▸ TEXTO DO EXERCÍCIO
* * * * *
Em que casos se devem aplicar compressas frias ou quentes?

Se tem esta dúvida, chegou a altura de a esclarecer.

Para evitar erros, é sempre indicado o acompanhamento de um profissional.

A compressa fria é ideal nos casos agudos que acabaram de acontecer, ou seja, após quedas, pancadas, distensões musculares ou lesões nas articulações, sendo recomendada nas primeiras 48 horas após o trauma.

Neste caso, ela tem o poder de diminuir o inchaço (edema), evitar o hematoma (sangramento interno), diminuir a dor e até mesmo anestesiar a parte afetada.

Já a compressa quente é ideal para realizar o relaxamento muscular e articular.

Pode ser usada nos casos de contraturas nas costas, dores crónicas nas articulações e em qualquer região que a pessoa se sinta bem com o calor, pois além do relaxamento, promove também a diminuição da dor.
* * * * *
▸ ENUNCIADO DA TAREFA
Continue o texto acima sobre compressas frias e quentes, começando logo após a última frase.
* * * * *
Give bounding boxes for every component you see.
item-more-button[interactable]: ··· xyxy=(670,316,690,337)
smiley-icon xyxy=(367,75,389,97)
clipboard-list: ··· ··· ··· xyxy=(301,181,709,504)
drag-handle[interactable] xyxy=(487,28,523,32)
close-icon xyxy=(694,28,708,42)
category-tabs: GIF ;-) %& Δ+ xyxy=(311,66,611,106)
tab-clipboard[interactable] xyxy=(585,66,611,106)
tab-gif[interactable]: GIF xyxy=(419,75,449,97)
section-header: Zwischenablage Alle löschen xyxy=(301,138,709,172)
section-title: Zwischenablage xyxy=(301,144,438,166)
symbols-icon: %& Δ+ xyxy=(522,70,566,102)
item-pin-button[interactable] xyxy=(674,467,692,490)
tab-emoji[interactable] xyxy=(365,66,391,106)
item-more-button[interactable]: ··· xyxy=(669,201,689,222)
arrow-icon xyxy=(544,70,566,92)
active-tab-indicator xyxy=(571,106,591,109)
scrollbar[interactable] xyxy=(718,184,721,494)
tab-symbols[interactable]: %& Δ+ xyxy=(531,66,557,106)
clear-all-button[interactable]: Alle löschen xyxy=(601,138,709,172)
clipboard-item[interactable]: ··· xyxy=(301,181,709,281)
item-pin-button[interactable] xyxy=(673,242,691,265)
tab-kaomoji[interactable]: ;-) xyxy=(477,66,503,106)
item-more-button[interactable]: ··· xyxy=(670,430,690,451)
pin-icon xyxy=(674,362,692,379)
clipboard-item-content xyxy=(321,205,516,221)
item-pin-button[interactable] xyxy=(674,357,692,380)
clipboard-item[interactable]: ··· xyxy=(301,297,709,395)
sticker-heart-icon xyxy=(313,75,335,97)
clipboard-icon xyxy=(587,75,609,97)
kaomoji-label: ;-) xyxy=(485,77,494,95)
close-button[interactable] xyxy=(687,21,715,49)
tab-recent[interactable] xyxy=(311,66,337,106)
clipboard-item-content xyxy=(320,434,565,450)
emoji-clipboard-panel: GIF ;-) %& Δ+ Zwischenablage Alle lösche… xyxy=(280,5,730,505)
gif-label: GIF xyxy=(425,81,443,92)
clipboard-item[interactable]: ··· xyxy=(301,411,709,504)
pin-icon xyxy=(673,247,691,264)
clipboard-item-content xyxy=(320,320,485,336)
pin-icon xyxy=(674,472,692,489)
* * * * *
▸ RESPOSTA ESCRITA
Há uma situação em específico que também pode ser utilizada somente com orientação médica, no caso de uma infeção de pele ou dente, que forma o famoso abcesso (pus).

Neste último caso, o calor promove a liquefação da secreção e facilita a sua drenagem espontânea, mas, caso seja realizada sem critério, pode piorar e espalhar o quadro infecioso.

Nunca realize a compressa quente nos casos de traumas agudos em menos de 72 horas do evento, pois irá aumentar o inchaço, a dor e o hematoma.